::: Data section

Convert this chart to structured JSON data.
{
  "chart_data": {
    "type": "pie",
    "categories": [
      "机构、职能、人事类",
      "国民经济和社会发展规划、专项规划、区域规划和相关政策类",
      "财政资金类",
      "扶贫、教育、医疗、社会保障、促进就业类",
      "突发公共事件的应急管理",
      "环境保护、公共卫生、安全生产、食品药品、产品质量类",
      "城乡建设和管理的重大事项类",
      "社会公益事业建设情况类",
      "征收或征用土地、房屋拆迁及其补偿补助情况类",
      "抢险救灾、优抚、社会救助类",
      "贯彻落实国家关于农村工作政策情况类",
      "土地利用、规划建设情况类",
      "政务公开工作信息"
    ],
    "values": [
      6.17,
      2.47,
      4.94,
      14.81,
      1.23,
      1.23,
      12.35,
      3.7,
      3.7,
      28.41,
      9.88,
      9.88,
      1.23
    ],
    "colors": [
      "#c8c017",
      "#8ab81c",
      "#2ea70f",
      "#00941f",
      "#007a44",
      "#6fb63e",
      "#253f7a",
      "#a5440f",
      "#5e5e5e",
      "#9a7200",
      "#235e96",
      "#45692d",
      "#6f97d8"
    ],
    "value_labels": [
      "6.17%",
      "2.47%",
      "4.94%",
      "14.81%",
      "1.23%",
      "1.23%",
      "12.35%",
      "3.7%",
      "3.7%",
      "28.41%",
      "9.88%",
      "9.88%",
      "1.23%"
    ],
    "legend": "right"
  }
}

::::::

■ **Goal**:
Copy out the material word for word and line for line.

■ **Answer to the task**:
Convert this chart to structured JSON data.
{
  "chart_data": {
    "type": "pie",
    "categories": [
      "机构、职能、人事类",
      "国民经济和社会发展规划、专项规划、区域规划和相关政策类",
      "财政资金类",
      "扶贫、教育、医疗、社会保障、促进就业类",
      "突发公共事件的应急管理",
      "环境保护、公共卫生、安全生产、食品药品、产品质量类",
      "城乡建设和管理的重大事项类",
      "社会公益事业建设情况类",
      "征收或征用土地、房屋拆迁及其补偿补助情况类",
      "抢险救灾、优抚、社会救助类",
      "贯彻落实国家关于农村工作政策情况类",
      "土地利用、规划建设情况类",
      "政务公开工作信息"
    ],
    "values": [
      6.17,
      2.47,
      4.94,
      14.81,
      1.23,
      1.23,
      12.35,
      3.7,
      3.7,
      28.41,
      9.88,
      9.88,
      1.23
    ],
    "colors": [
      "#c8c017",
      "#8ab81c",
      "#2ea70f",
      "#00941f",
      "#007a44",
      "#6fb63e",
      "#253f7a",
      "#a5440f",
      "#5e5e5e",
      "#9a7200",
      "#235e96",
      "#45692d",
      "#6f97d8"
    ],
    "value_labels": [
      "6.17%",
      "2.47%",
      "4.94%",
      "14.81%",
      "1.23%",
      "1.23%",
      "12.35%",
      "3.7%",
      "3.7%",
      "28.41%",
      "9.88%",
      "9.88%",
      "1.23%"
    ],
    "legend": "right"
  }
}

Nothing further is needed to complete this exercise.